Are you able to retype all the records below exactly?

*Rows from a figure dataset*:
____
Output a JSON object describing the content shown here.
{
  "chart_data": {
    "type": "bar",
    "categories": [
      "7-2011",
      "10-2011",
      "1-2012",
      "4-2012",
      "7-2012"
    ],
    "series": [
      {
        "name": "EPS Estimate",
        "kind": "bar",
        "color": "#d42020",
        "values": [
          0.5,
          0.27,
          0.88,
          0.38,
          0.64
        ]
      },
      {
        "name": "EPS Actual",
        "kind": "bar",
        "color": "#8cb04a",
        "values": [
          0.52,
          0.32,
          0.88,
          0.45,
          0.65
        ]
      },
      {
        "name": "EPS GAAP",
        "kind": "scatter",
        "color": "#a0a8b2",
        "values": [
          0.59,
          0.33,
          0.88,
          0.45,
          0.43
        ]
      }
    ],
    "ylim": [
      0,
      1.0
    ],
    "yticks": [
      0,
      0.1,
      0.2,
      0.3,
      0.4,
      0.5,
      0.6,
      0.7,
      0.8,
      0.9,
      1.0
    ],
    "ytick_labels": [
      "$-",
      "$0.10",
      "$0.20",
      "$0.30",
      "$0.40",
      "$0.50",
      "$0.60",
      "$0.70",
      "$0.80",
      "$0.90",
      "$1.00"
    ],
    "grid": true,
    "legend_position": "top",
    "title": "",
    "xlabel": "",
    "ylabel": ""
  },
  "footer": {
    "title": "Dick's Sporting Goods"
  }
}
____
*Response below*:
Output a JSON object describing the content shown here.
{
  "chart_data": {
    "type": "bar",
    "categories": [
      "7-2011",
      "10-2011",
      "1-2012",
      "4-2012",
      "7-2012"
    ],
    "series": [
      {
        "name": "EPS Estimate",
        "kind": "bar",
        "color": "#d42020",
        "values": [
          0.5,
          0.27,
          0.88,
          0.38,
          0.64
        ]
      },
      {
        "name": "EPS Actual",
        "kind": "bar",
        "color": "#8cb04a",
        "values": [
          0.52,
          0.32,
          0.88,
          0.45,
          0.65
        ]
      },
      {
        "name": "EPS GAAP",
        "kind": "scatter",
        "color": "#a0a8b2",
        "values": [
          0.59,
          0.33,
          0.88,
          0.45,
          0.43
        ]
      }
    ],
    "ylim": [
      0,
      1.0
    ],
    "yticks": [
      0,
      0.1,
      0.2,
      0.3,
      0.4,
      0.5,
      0.6,
      0.7,
      0.8,
      0.9,
      1.0
    ],
    "ytick_labels": [
      "$-",
      "$0.10",
      "$0.20",
      "$0.30",
      "$0.40",
      "$0.50",
      "$0.60",
      "$0.70",
      "$0.80",
      "$0.90",
      "$1.00"
    ],
    "grid": true,
    "legend_position": "top",
    "title": "",
    "xlabel": "",
    "ylabel": ""
  },
  "footer": {
    "title": "Dick's Sporting Goods"
  }
}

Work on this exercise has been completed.